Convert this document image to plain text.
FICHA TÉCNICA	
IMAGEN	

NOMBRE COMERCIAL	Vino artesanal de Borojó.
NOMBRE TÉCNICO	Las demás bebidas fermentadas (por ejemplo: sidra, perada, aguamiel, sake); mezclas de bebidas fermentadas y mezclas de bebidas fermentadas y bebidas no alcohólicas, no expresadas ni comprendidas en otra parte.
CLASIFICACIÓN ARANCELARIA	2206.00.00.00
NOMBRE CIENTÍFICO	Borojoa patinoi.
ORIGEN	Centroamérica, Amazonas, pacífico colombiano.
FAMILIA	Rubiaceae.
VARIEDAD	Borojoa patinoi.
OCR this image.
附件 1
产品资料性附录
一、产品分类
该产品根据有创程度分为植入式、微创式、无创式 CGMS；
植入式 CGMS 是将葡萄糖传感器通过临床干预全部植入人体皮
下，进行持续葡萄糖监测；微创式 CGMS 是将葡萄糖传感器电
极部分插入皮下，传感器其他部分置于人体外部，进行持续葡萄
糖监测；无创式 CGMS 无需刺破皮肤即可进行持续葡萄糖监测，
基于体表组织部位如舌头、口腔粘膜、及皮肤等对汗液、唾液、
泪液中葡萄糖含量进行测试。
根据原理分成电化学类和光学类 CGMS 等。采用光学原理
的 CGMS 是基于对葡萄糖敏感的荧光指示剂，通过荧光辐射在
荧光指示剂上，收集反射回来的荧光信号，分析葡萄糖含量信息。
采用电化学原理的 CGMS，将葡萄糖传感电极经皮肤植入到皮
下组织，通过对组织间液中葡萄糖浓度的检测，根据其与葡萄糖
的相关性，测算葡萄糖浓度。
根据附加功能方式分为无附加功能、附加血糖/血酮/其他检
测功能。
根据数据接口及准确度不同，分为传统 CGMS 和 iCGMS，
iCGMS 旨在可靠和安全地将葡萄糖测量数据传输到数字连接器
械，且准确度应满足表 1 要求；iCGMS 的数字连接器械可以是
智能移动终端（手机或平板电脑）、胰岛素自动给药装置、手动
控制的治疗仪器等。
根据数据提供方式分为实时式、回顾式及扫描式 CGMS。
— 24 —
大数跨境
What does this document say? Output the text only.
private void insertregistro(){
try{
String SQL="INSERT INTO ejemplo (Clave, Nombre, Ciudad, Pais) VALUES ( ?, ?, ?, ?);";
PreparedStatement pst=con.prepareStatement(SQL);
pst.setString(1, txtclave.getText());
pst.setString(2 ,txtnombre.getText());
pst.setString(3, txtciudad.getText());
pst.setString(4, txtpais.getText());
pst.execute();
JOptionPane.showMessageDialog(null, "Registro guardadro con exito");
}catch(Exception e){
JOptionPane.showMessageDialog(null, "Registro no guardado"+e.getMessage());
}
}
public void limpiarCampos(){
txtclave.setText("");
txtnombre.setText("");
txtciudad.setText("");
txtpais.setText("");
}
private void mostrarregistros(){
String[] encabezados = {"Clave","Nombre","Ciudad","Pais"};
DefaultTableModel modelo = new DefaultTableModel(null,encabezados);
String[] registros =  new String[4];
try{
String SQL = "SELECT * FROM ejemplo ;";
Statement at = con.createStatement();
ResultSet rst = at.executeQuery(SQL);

__________________________________________________

# EXERCISE PROMPT
Your task is to extract the lines running from the one with "What does this" to the end of the material, inclusive, copying each exactly and adding nothing.

# SOLUTION FOR THIS PROBLEM
What does this document say? Output the text only.
private void insertregistro(){
try{
String SQL="INSERT INTO ejemplo (Clave, Nombre, Ciudad, Pais) VALUES ( ?, ?, ?, ?);";
PreparedStatement pst=con.prepareStatement(SQL);
pst.setString(1, txtclave.getText());
pst.setString(2 ,txtnombre.getText());
pst.setString(3, txtciudad.getText());
pst.setString(4, txtpais.getText());
pst.execute();
JOptionPane.showMessageDialog(null, "Registro guardadro con exito");
}catch(Exception e){
JOptionPane.showMessageDialog(null, "Registro no guardado"+e.getMessage());
}
}
public void limpiarCampos(){
txtclave.setText("");
txtnombre.setText("");
txtciudad.setText("");
txtpais.setText("");
}
private void mostrarregistros(){
String[] encabezados = {"Clave","Nombre","Ciudad","Pais"};
DefaultTableModel modelo = new DefaultTableModel(null,encabezados);
String[] registros =  new String[4];
try{
String SQL = "SELECT * FROM ejemplo ;";
Statement at = con.createStatement();
ResultSet rst = at.executeQuery(SQL);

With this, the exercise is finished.